──────── Records for processing

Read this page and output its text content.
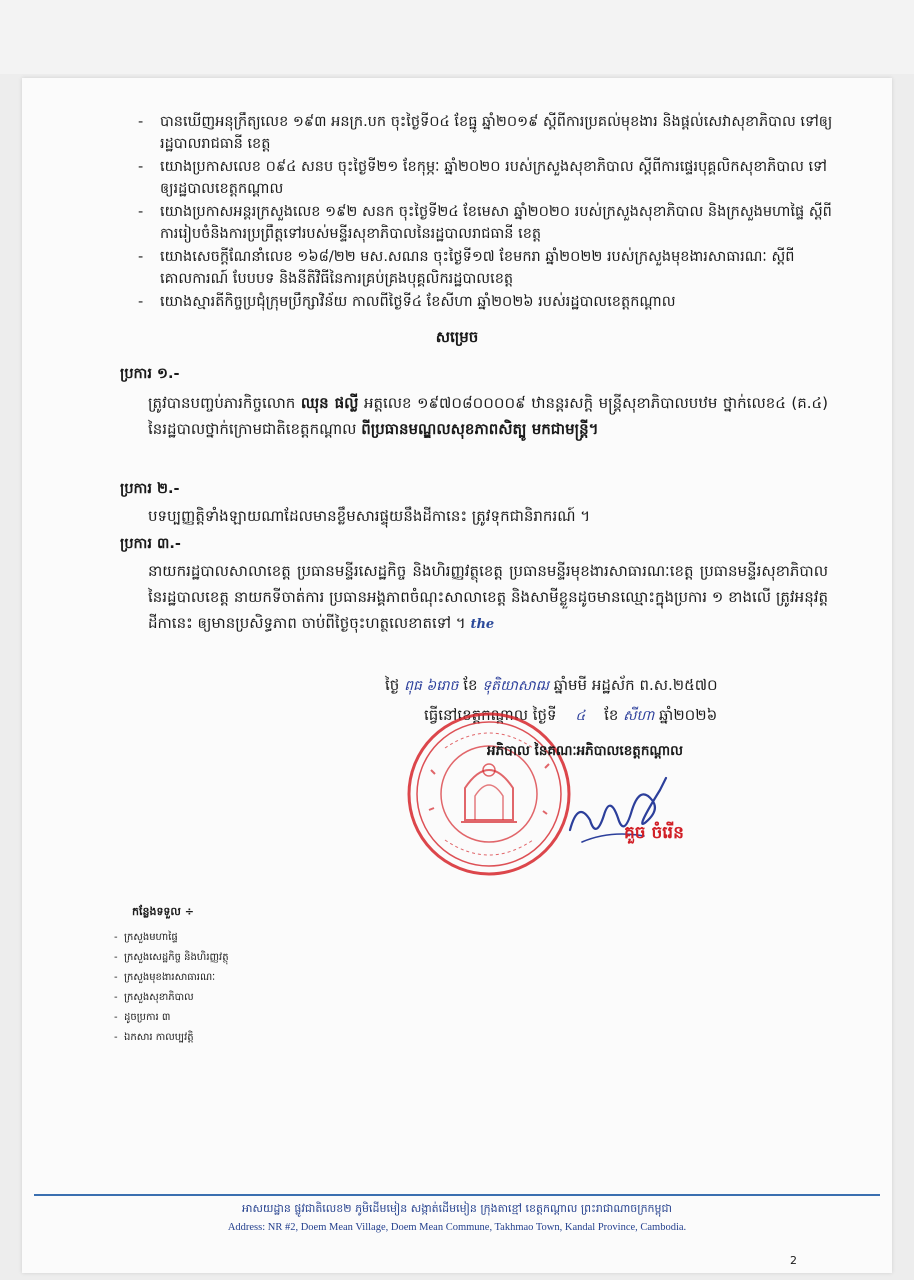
- បានឃើញអនុក្រឹត្យលេខ ១៩៣ អនក្រ.បក ចុះថ្ងៃទី០៤ ខែធ្នូ ឆ្នាំ២០១៩ ស្ដីពីការប្រគល់មុខងារ និងផ្ដល់សេវាសុខាភិបាល ទៅឲ្យរដ្ឋបាលរាជធានី ខេត្ត
- យោងប្រកាសលេខ ០៩៤ សនប ចុះថ្ងៃទី២១ ខែកុម្ភៈ ឆ្នាំ២០២០ របស់ក្រសួងសុខាភិបាល ស្ដីពីការផ្ទេរបុគ្គលិកសុខាភិបាល ទៅឲ្យរដ្ឋបាលខេត្តកណ្ដាល
- យោងប្រកាសអន្តរក្រសួងលេខ ១៩២ សនក ចុះថ្ងៃទី២៤ ខែមេសា ឆ្នាំ២០២០ របស់ក្រសួងសុខាភិបាល និងក្រសួងមហាផ្ទៃ ស្ដីពីការរៀបចំនិងការប្រព្រឹត្តទៅរបស់មន្ទីរសុខាភិបាលនៃរដ្ឋបាលរាជធានី ខេត្ត
- យោងសេចក្ដីណែនាំលេខ ១៦៨/២២ មស.សណន ចុះថ្ងៃទី១៧ ខែមករា ឆ្នាំ២០២២ របស់ក្រសួងមុខងារសាធារណៈ ស្ដីពីគោលការណ៍ បែបបទ និងនីតិវិធីនៃការគ្រប់គ្រងបុគ្គលិករដ្ឋបាលខេត្ត
- យោងស្មារតីកិច្ចប្រជុំក្រុមប្រឹក្សាវិន័យ កាលពីថ្ងៃទី៤ ខែសីហា ឆ្នាំ២០២៦ របស់រដ្ឋបាលខេត្តកណ្ដាល
សម្រេច
ប្រការ ១.-
ត្រូវបានបញ្ចប់ភារកិច្ចលោក ឈុន ផល្លី អត្តលេខ ១៩៧០៨០០០០៩ ឋានន្តរសក្ដិ មន្ត្រីសុខាភិបាលបឋម ថ្នាក់លេខ៤ (គ.៤) នៃរដ្ឋបាលថ្នាក់ក្រោមជាតិខេត្តកណ្ដាល ពីប្រធានមណ្ឌលសុខភាពសិត្បូ មកជាមន្ត្រី។
ប្រការ ២.-
បទប្បញ្ញត្តិទាំងឡាយណាដែលមានខ្លឹមសារផ្ទុយនឹងដីកានេះ ត្រូវទុកជានិរាករណ៍ ។
ប្រការ ៣.-
នាយករដ្ឋបាលសាលាខេត្ត ប្រធានមន្ទីរសេដ្ឋកិច្ច និងហិរញ្ញវត្ថុខេត្ត ប្រធានមន្ទីរមុខងារសាធារណៈខេត្ត ប្រធានមន្ទីរសុខាភិបាល នៃរដ្ឋបាលខេត្ត នាយកទីចាត់ការ ប្រធានអង្គភាពចំណុះសាលាខេត្ត និងសាមីខ្លួនដូចមានឈ្មោះក្នុងប្រការ ១ ខាងលើ ត្រូវអនុវត្តដីកានេះ ឲ្យមានប្រសិទ្ធភាព ចាប់ពីថ្ងៃចុះហត្ថលេខាតទៅ ។ the
ថ្ងៃ ពុធ ៦រោច ខែ ទុតិយាសាឍ ឆ្នាំមមី អដ្ឋស័ក ព.ស.២៥៧០
ធ្វើនៅខេត្តកណ្ដាល ថ្ងៃទី ៤ ខែ សីហា ឆ្នាំ២០២៦
អភិបាល នៃគណៈអភិបាលខេត្តកណ្ដាល
គួច ចំរើន
កន្លែងទទួល ÷
- ក្រសួងមហាផ្ទៃ
- ក្រសួងសេដ្ឋកិច្ច និងហិរញ្ញវត្ថុ
- ក្រសួងមុខងារសាធារណៈ
- ក្រសួងសុខាភិបាល
- ដូចប្រការ ៣
- ឯកសារ កាលប្បវត្តិ
អាសយដ្ឋាន ផ្លូវជាតិលេខ២ ភូមិដើមមៀន សង្កាត់ដើមមៀន ក្រុងតាខ្មៅ ខេត្តកណ្ដាល ព្រះរាជាណាចក្រកម្ពុជា
Address: NR #2, Doem Mean Village, Doem Mean Commune, Takhmao Town, Kandal Province, Cambodia.
2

────────────────

> **What you have to do**
Repeat the material above verbatim. Leave the pictures behind.

> **The output**
Read this page and output its text content.
- បានឃើញអនុក្រឹត្យលេខ ១៩៣ អនក្រ.បក ចុះថ្ងៃទី០៤ ខែធ្នូ ឆ្នាំ២០១៩ ស្ដីពីការប្រគល់មុខងារ និងផ្ដល់សេវាសុខាភិបាល ទៅឲ្យរដ្ឋបាលរាជធានី ខេត្ត
- យោងប្រកាសលេខ ០៩៤ សនប ចុះថ្ងៃទី២១ ខែកុម្ភៈ ឆ្នាំ២០២០ របស់ក្រសួងសុខាភិបាល ស្ដីពីការផ្ទេរបុគ្គលិកសុខាភិបាល ទៅឲ្យរដ្ឋបាលខេត្តកណ្ដាល
- យោងប្រកាសអន្តរក្រសួងលេខ ១៩២ សនក ចុះថ្ងៃទី២៤ ខែមេសា ឆ្នាំ២០២០ របស់ក្រសួងសុខាភិបាល និងក្រសួងមហាផ្ទៃ ស្ដីពីការរៀបចំនិងការប្រព្រឹត្តទៅរបស់មន្ទីរសុខាភិបាលនៃរដ្ឋបាលរាជធានី ខេត្ត
- យោងសេចក្ដីណែនាំលេខ ១៦៨/២២ មស.សណន ចុះថ្ងៃទី១៧ ខែមករា ឆ្នាំ២០២២ របស់ក្រសួងមុខងារសាធារណៈ ស្ដីពីគោលការណ៍ បែបបទ និងនីតិវិធីនៃការគ្រប់គ្រងបុគ្គលិករដ្ឋបាលខេត្ត
- យោងស្មារតីកិច្ចប្រជុំក្រុមប្រឹក្សាវិន័យ កាលពីថ្ងៃទី៤ ខែសីហា ឆ្នាំ២០២៦ របស់រដ្ឋបាលខេត្តកណ្ដាល
សម្រេច
ប្រការ ១.-
ត្រូវបានបញ្ចប់ភារកិច្ចលោក ឈុន ផល្លី អត្តលេខ ១៩៧០៨០០០០៩ ឋានន្តរសក្ដិ មន្ត្រីសុខាភិបាលបឋម ថ្នាក់លេខ៤ (គ.៤) នៃរដ្ឋបាលថ្នាក់ក្រោមជាតិខេត្តកណ្ដាល ពីប្រធានមណ្ឌលសុខភាពសិត្បូ មកជាមន្ត្រី។
ប្រការ ២.-
បទប្បញ្ញត្តិទាំងឡាយណាដែលមានខ្លឹមសារផ្ទុយនឹងដីកានេះ ត្រូវទុកជានិរាករណ៍ ។
ប្រការ ៣.-
នាយករដ្ឋបាលសាលាខេត្ត ប្រធានមន្ទីរសេដ្ឋកិច្ច និងហិរញ្ញវត្ថុខេត្ត ប្រធានមន្ទីរមុខងារសាធារណៈខេត្ត ប្រធានមន្ទីរសុខាភិបាល នៃរដ្ឋបាលខេត្ត នាយកទីចាត់ការ ប្រធានអង្គភាពចំណុះសាលាខេត្ត និងសាមីខ្លួនដូចមានឈ្មោះក្នុងប្រការ ១ ខាងលើ ត្រូវអនុវត្តដីកានេះ ឲ្យមានប្រសិទ្ធភាព ចាប់ពីថ្ងៃចុះហត្ថលេខាតទៅ ។ the
ថ្ងៃ ពុធ ៦រោច ខែ ទុតិយាសាឍ ឆ្នាំមមី អដ្ឋស័ក ព.ស.២៥៧០
ធ្វើនៅខេត្តកណ្ដាល ថ្ងៃទី ៤ ខែ សីហា ឆ្នាំ២០២៦
អភិបាល នៃគណៈអភិបាលខេត្តកណ្ដាល
គួច ចំរើន
កន្លែងទទួល ÷
- ក្រសួងមហាផ្ទៃ
- ក្រសួងសេដ្ឋកិច្ច និងហិរញ្ញវត្ថុ
- ក្រសួងមុខងារសាធារណៈ
- ក្រសួងសុខាភិបាល
- ដូចប្រការ ៣
- ឯកសារ កាលប្បវត្តិ
អាសយដ្ឋាន ផ្លូវជាតិលេខ២ ភូមិដើមមៀន សង្កាត់ដើមមៀន ក្រុងតាខ្មៅ ខេត្តកណ្ដាល ព្រះរាជាណាចក្រកម្ពុជា
Address: NR #2, Doem Mean Village, Doem Mean Commune, Takhmao Town, Kandal Province, Cambodia.
2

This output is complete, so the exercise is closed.